**Extract to read:**

* start *

Re: How to flatedecode and find all acroform fields in a compressed PDF

Maruan Sahyoun Sun, 24 May 2015 02:39:03 -0700

Hi,

> Am 23.05.2015 um 16:37 schrieb Balaji Venkatamohan <[email protected]>:
> 
> Hi,
> 
> So AcroForms/Fields is an empty Array?
> 
> Yes, in the filled interview_compressed.pdf, the acroforms are not null but
> empty. Size of array is zero.
> 
> Also, I tried qpdf command line tool to compress the file interview.pdf and
> the resultant compressed file size of 1.6MB was no way near the file size
> of interview_compressed.pdf (21 KB).


would you think it's possible to get a similar PDF file or permission to use it 
internally so we have a sample to look at a potential fix.

Although the PDF is not inline with the spec as Acrobat is able to handle it we 
could look into getting a similar result.

BR
Maruan


> 
> Thanks,
> Balaji
> 
> On Fri, May 22, 2015 at 11:58 PM, Maruan Sahyoun <[email protected]>
> wrote:
> 
>> Hi,
>> 
>>> Am 22.05.2015 um 23:00 schrieb Balaji Venkatamohan <[email protected]>:
>>> 
>>> I opened the interview_compressed in notepad++ and did not see any
>>> 'Acroform' text anywhere.
>>> However, as Maruan suggested, I entered some data into what looks like
>> form
>>> fields of interview_compressed.pdf and saved it. When I opened this file
>> in
>>> notepad++, I did see 'Acroform' text in it. I also noticed an increase in
>>> file size from 21 KB to ~530 KB.
>>> 
>>> I then ran this filled saved compressed PDF in pdfdebugger.java and saw
>>> that the field values were getting stored but not under Acroform fields
>> but
>>> under Annotations.
>> 
>> 
>> 
>> So AcroForms/Fields is an empty Array?
>> 
>>> Please refer to this image:
>>> 
>>> http://imageshack.com/a/img540/9951/QGLDtS.jpg
>>> 
>>> So, whatever the compression technique was, it simply made all the
>> Acroform
>>> fields disappear from the original PDF but retained all annotations which
>>> also contain the interactive forms and this helped reduce the file size
>> so
>>> much? If this is the case, can pdfbox API also use similar compression
>>> technique to compress such a a huge file into a smaller one?
>>> 
>>> 
>>> 
>>> 
>>> On Fri, May 22, 2015 at 1:25 PM, Maruan Sahyoun <[email protected]>
>>> wrote:
>>> 
>>>> Hi,
>>>> 
>>>>> Am 22.05.2015 um 21:54 schrieb Tilman Hausherr <[email protected]
>>> :
>>>>> 
>>>>> Am 22.05.2015 um 17:53 schrieb Balaji Venkatamohan:
>>>>>> Hello,
>>>>>> 
>>>>>> I used PdfDebugger to make the internal PDF structure of the two files
>>>> (1)

* end *

**Task:**
Copy the PDF form fields thread word for word, from "Re: How to flatedecode" to "array is zero.".

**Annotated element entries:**
* start *

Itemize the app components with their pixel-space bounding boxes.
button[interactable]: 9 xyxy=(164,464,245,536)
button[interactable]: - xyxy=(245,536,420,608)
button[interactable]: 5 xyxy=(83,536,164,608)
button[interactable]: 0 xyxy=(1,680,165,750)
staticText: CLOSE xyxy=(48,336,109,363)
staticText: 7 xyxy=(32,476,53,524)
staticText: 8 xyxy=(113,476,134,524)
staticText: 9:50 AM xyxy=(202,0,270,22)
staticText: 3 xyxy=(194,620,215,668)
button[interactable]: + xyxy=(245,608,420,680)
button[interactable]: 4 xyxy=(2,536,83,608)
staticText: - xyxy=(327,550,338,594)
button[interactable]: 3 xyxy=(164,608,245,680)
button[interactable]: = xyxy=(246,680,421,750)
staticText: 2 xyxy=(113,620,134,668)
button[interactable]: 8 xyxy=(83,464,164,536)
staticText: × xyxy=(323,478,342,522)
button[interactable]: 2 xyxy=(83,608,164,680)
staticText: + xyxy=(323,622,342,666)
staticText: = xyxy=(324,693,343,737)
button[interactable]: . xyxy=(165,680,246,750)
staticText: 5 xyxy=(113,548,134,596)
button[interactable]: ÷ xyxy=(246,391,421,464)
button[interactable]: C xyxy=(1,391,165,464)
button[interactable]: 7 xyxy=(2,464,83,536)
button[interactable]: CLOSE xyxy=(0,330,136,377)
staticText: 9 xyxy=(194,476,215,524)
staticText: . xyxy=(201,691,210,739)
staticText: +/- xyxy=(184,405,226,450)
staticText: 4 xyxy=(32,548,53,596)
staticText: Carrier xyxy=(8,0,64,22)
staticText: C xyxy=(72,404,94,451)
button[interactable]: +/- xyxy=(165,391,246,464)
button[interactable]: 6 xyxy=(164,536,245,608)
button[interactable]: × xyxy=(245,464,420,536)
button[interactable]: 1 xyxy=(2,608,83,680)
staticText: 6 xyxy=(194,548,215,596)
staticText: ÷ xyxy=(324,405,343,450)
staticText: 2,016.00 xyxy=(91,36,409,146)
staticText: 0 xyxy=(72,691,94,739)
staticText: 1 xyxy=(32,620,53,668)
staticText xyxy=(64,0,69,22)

* end *

**Answer in full:**
Re: How to flatedecode and find all acroform fields in a compressed PDF

Maruan Sahyoun Sun, 24 May 2015 02:39:03 -0700

Hi,

> Am 23.05.2015 um 16:37 schrieb Balaji Venkatamohan <[email protected]>:
> 
> Hi,
> 
> So AcroForms/Fields is an empty Array?
> 
> Yes, in the filled interview_compressed.pdf, the acroforms are not null but
> empty. Size of array is zero.